• **Recorded information**
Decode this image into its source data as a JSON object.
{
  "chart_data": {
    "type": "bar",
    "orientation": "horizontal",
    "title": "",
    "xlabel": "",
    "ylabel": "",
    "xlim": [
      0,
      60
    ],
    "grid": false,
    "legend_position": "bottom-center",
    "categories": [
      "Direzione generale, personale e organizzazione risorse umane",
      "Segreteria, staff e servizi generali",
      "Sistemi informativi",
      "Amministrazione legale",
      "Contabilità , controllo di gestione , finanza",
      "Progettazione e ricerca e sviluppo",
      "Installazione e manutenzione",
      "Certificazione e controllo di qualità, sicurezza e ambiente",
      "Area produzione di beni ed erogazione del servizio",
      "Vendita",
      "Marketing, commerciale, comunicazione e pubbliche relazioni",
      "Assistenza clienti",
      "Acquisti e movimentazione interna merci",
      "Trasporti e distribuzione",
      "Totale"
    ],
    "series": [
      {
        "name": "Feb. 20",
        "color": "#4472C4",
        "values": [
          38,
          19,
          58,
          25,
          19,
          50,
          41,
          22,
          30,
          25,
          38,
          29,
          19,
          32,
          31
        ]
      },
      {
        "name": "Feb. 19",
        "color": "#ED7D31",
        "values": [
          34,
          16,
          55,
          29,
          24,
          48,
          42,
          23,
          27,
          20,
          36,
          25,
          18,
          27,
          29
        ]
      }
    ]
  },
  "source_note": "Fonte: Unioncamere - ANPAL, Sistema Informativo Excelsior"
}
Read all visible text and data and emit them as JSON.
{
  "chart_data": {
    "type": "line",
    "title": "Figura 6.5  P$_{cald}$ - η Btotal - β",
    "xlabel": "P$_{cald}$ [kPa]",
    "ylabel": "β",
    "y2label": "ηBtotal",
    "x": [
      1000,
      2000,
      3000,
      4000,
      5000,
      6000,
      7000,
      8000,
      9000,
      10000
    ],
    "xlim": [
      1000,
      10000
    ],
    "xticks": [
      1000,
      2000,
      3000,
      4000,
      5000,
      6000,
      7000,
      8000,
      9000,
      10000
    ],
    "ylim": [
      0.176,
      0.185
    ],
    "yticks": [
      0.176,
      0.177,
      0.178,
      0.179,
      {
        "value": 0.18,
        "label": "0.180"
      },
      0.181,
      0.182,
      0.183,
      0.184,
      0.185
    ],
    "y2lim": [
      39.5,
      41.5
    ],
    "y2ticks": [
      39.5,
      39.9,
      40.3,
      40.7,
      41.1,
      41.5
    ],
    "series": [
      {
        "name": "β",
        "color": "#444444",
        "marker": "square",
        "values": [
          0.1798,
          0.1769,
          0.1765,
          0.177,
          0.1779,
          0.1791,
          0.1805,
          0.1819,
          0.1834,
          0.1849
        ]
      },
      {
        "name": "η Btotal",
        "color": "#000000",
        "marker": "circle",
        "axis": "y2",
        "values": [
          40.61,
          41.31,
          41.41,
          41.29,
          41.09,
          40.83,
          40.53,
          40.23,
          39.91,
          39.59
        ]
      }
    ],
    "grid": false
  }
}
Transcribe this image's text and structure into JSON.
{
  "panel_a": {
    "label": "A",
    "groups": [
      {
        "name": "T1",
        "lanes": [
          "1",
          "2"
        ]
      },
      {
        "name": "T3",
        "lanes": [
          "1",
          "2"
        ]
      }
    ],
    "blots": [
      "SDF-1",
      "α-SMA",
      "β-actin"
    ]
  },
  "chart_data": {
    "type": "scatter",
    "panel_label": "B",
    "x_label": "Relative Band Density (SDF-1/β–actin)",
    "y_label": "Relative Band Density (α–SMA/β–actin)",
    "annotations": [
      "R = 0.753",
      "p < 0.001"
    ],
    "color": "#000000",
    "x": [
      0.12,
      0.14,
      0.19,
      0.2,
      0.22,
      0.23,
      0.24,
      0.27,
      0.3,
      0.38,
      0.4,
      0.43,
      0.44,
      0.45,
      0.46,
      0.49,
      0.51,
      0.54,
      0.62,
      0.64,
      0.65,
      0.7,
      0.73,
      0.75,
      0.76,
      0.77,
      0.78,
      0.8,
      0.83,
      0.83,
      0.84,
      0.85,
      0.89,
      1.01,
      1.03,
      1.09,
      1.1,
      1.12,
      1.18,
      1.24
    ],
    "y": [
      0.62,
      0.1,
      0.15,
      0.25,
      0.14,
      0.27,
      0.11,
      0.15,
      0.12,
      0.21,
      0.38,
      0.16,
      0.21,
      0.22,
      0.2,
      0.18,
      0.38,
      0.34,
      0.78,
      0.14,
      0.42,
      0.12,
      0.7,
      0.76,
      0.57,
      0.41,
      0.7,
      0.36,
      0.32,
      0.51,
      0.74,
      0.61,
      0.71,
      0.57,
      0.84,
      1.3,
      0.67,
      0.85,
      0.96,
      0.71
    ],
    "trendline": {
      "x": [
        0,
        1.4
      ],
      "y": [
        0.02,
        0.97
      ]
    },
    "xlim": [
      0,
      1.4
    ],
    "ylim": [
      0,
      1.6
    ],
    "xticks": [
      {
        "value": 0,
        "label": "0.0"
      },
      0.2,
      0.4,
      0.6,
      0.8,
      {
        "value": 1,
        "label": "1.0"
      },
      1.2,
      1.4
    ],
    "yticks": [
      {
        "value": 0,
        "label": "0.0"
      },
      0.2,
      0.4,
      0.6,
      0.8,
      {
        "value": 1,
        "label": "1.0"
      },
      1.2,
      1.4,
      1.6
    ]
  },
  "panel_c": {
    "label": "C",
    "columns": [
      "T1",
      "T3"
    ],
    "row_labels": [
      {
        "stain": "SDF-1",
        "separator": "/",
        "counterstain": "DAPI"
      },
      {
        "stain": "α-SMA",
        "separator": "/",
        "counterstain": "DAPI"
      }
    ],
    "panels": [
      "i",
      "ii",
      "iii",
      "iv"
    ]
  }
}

• **Instruction**
Find every line that has "Density" in it, then return those lines.

• **Correct result**
    "x_label": "Relative Band Density (SDF-1/β–actin)",
    "y_label": "Relative Band Density (α–SMA/β–actin)",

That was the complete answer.